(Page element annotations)
....................

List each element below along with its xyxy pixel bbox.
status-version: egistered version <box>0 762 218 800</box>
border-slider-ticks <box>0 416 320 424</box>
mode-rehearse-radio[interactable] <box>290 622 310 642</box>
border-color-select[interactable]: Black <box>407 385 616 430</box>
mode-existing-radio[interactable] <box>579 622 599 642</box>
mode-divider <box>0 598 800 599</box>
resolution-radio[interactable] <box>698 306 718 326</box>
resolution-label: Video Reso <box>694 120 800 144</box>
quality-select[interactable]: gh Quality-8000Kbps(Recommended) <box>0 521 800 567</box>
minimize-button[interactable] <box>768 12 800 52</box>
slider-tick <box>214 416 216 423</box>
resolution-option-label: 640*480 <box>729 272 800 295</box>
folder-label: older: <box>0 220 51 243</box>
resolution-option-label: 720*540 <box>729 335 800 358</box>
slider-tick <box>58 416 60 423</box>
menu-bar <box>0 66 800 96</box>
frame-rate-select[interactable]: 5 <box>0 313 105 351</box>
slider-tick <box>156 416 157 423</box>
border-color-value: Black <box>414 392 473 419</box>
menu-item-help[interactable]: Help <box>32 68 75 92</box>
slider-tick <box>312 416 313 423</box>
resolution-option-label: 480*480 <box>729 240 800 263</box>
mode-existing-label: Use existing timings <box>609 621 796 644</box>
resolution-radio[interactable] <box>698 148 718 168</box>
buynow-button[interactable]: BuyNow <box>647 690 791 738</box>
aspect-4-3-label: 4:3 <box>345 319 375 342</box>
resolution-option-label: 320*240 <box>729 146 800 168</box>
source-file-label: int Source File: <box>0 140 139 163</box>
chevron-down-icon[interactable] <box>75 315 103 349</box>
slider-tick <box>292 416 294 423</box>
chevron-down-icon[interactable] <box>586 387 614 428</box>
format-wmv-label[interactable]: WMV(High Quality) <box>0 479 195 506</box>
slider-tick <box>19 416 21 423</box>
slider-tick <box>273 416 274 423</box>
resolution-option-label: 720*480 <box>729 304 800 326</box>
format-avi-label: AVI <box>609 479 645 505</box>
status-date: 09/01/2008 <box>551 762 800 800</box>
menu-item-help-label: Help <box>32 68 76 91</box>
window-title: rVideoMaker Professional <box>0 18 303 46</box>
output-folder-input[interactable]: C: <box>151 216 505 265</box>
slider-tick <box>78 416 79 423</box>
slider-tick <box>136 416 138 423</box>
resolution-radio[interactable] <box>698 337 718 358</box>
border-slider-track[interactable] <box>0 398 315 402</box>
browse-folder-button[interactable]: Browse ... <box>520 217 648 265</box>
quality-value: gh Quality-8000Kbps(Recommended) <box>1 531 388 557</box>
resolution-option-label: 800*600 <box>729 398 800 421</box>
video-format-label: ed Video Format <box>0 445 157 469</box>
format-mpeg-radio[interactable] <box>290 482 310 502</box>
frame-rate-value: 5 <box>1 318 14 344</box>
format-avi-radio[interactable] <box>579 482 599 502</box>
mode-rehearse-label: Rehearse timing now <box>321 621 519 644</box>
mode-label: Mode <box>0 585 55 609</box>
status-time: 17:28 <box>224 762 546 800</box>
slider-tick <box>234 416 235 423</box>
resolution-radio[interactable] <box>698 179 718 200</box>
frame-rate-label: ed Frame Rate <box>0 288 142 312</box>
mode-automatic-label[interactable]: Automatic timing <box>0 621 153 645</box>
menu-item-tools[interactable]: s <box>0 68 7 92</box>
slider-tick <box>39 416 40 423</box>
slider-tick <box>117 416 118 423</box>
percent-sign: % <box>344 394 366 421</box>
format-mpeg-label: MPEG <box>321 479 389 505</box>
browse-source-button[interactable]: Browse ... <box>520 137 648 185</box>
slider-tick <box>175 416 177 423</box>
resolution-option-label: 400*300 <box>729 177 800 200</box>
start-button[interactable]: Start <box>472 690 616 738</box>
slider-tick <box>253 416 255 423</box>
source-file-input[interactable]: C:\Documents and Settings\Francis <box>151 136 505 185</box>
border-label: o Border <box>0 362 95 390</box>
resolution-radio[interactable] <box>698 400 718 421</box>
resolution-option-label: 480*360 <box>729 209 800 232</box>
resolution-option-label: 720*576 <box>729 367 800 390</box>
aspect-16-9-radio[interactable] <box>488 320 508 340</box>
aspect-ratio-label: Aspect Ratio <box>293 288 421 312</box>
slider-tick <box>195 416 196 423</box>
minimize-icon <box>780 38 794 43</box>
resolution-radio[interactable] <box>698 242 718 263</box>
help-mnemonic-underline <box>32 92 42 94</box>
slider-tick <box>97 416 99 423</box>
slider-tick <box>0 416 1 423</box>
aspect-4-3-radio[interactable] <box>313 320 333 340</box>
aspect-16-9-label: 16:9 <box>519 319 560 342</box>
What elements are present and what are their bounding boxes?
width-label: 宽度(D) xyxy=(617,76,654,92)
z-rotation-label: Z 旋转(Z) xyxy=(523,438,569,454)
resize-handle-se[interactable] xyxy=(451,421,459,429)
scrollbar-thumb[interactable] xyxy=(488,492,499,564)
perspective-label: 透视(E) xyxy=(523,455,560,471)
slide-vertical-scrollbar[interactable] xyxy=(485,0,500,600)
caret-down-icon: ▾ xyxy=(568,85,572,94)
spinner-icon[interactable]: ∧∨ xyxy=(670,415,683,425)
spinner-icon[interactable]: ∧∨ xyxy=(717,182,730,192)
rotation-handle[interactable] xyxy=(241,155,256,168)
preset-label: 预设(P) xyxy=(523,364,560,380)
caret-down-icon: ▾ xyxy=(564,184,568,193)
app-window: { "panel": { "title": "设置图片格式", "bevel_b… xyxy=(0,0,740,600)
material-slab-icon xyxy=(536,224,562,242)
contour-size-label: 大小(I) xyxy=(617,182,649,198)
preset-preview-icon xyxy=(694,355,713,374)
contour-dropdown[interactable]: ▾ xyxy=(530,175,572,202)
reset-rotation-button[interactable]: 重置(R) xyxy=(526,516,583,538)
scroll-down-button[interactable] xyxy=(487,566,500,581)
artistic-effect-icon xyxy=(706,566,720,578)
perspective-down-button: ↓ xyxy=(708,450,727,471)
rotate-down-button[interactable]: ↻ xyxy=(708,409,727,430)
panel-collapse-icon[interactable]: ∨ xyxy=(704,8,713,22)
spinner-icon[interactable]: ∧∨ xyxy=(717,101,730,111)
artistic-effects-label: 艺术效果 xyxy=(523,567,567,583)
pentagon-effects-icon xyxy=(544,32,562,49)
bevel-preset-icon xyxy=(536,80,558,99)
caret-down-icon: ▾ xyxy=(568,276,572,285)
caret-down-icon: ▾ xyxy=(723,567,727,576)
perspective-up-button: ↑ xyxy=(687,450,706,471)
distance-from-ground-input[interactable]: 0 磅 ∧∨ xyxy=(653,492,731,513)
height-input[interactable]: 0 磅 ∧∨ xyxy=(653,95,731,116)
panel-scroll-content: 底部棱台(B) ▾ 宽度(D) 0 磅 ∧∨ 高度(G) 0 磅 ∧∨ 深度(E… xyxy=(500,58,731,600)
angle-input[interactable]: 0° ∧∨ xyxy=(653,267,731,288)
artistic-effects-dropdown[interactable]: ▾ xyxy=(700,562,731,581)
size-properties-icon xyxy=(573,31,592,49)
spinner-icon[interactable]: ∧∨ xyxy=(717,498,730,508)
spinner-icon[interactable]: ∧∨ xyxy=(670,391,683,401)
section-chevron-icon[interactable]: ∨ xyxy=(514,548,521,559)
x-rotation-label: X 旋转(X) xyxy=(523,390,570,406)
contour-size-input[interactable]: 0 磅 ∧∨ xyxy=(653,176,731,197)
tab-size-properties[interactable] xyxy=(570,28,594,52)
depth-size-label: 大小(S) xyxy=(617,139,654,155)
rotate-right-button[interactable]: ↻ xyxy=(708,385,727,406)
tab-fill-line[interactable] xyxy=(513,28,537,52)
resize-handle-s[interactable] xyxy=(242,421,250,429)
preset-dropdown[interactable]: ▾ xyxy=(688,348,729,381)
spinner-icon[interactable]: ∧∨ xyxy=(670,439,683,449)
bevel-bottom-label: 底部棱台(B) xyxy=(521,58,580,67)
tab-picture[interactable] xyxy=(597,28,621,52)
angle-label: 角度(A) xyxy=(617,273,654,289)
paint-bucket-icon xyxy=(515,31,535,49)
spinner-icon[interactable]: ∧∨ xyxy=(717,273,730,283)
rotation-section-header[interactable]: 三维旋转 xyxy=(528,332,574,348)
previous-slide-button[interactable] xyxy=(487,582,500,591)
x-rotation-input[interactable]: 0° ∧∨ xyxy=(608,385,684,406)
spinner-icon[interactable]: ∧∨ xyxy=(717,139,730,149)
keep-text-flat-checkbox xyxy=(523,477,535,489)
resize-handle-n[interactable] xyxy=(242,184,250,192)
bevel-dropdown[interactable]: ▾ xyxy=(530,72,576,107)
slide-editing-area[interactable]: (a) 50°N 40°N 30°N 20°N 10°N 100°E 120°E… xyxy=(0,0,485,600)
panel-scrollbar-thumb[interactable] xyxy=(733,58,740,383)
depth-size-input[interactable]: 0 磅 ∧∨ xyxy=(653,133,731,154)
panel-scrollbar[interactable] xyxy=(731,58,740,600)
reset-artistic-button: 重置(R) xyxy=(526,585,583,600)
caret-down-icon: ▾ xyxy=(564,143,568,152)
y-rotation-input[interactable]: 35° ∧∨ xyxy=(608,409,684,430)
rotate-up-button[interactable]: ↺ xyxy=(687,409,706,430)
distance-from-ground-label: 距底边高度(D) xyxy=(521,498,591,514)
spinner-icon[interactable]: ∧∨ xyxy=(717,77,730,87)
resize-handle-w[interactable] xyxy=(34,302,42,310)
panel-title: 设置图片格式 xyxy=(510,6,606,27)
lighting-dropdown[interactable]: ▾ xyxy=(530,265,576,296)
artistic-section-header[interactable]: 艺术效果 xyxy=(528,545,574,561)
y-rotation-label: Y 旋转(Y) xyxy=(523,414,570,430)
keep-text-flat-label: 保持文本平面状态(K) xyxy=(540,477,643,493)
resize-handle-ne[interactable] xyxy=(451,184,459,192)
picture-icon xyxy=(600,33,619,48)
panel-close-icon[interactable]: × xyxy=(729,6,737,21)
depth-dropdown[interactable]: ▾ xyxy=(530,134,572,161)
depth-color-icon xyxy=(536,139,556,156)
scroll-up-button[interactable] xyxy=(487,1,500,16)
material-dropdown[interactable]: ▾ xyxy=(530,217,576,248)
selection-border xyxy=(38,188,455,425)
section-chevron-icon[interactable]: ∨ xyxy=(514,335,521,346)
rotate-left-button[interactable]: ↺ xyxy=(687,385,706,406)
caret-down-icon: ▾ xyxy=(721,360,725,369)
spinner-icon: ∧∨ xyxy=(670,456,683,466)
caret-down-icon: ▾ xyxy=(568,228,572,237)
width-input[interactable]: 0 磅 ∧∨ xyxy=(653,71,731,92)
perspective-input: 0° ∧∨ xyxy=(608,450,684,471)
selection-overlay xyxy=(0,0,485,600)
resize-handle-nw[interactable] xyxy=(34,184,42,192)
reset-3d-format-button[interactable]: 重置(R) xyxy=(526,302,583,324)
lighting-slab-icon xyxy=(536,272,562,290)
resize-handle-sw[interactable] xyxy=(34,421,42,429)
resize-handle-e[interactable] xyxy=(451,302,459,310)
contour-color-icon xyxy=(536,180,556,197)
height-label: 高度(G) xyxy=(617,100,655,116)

....................

### The problem:
Put the records above, from the first line through the line containing "mode-existing-radio[interactable] <box>579 622", inclusive, into a JSON list of strings with one string per line, leaving out blank lines.

### Worked answer:
[
  "List each element below along with its xyxy pixel bbox.",
  "status-version: egistered version <box>0 762 218 800</box>",
  "border-slider-ticks <box>0 416 320 424</box>",
  "mode-rehearse-radio[interactable] <box>290 622 310 642</box>",
  "border-color-select[interactable]: Black <box>407 385 616 430</box>",
  "mode-existing-radio[interactable] <box>579 622 599 642</box>"
]